### TASK TO COMPLETE:
Wherever "value" appears in a line, copy that line.

### GIVEN DATA:
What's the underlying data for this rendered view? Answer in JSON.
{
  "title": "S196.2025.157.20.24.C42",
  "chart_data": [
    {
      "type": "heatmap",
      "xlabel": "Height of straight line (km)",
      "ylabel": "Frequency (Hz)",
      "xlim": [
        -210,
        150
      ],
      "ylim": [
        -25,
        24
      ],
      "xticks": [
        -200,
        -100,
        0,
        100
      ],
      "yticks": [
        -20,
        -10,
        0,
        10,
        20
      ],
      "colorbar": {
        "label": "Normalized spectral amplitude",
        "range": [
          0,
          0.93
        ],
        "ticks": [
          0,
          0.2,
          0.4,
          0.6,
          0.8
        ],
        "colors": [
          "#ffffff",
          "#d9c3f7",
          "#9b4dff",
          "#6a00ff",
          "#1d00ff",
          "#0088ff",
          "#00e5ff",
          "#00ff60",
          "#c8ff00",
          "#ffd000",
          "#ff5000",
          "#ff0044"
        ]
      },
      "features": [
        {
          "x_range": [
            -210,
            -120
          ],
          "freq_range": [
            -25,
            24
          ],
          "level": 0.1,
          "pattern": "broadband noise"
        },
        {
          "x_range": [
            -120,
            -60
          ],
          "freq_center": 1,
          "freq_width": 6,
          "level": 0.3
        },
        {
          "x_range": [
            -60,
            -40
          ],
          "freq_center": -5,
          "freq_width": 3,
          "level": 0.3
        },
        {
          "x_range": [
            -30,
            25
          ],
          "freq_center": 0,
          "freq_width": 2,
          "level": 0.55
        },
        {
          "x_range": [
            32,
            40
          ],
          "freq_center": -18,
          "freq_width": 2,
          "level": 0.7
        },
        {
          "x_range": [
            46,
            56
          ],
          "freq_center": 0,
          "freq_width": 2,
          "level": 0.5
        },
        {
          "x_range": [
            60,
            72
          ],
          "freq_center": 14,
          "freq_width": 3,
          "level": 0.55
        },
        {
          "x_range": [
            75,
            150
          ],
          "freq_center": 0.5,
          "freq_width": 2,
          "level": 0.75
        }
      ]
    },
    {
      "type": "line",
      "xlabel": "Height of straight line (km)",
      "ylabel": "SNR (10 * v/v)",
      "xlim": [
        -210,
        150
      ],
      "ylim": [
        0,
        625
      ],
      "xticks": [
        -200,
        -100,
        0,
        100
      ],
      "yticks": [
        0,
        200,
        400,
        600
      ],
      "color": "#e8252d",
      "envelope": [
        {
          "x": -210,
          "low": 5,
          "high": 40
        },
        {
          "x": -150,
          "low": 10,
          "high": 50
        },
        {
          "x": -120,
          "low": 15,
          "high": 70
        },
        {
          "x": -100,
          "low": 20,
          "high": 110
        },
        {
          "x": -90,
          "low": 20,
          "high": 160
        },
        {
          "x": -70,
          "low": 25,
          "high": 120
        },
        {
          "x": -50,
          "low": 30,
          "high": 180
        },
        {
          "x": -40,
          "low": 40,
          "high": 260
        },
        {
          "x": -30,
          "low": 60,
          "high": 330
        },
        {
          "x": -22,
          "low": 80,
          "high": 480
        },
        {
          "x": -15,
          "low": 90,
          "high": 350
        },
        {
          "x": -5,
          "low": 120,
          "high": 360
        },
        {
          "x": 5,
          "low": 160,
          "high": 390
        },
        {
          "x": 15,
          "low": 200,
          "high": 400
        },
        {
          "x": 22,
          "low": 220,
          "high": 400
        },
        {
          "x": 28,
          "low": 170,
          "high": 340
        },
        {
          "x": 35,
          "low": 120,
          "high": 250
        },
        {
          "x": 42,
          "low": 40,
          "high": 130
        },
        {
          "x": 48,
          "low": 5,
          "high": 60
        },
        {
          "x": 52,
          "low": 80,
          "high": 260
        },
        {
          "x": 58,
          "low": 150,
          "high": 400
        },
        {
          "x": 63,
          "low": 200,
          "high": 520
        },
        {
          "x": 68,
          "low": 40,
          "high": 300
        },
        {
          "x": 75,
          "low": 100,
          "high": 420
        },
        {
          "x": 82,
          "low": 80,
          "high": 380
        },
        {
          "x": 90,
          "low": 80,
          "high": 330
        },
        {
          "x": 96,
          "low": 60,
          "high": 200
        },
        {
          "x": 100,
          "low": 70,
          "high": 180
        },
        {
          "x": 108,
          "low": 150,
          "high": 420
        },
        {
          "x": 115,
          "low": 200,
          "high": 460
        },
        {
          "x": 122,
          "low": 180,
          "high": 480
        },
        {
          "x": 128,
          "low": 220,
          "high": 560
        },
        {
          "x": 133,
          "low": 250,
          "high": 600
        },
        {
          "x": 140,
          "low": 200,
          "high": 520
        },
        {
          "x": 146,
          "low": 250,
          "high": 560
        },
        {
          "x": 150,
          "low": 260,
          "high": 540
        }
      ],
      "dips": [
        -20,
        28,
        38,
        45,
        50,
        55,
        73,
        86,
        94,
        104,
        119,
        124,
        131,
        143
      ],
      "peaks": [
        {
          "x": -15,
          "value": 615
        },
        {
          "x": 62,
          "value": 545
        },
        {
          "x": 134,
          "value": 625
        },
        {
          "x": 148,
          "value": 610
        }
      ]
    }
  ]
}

### SOLUTION:
          "value": 615
          "value": 545
          "value": 625
          "value": 610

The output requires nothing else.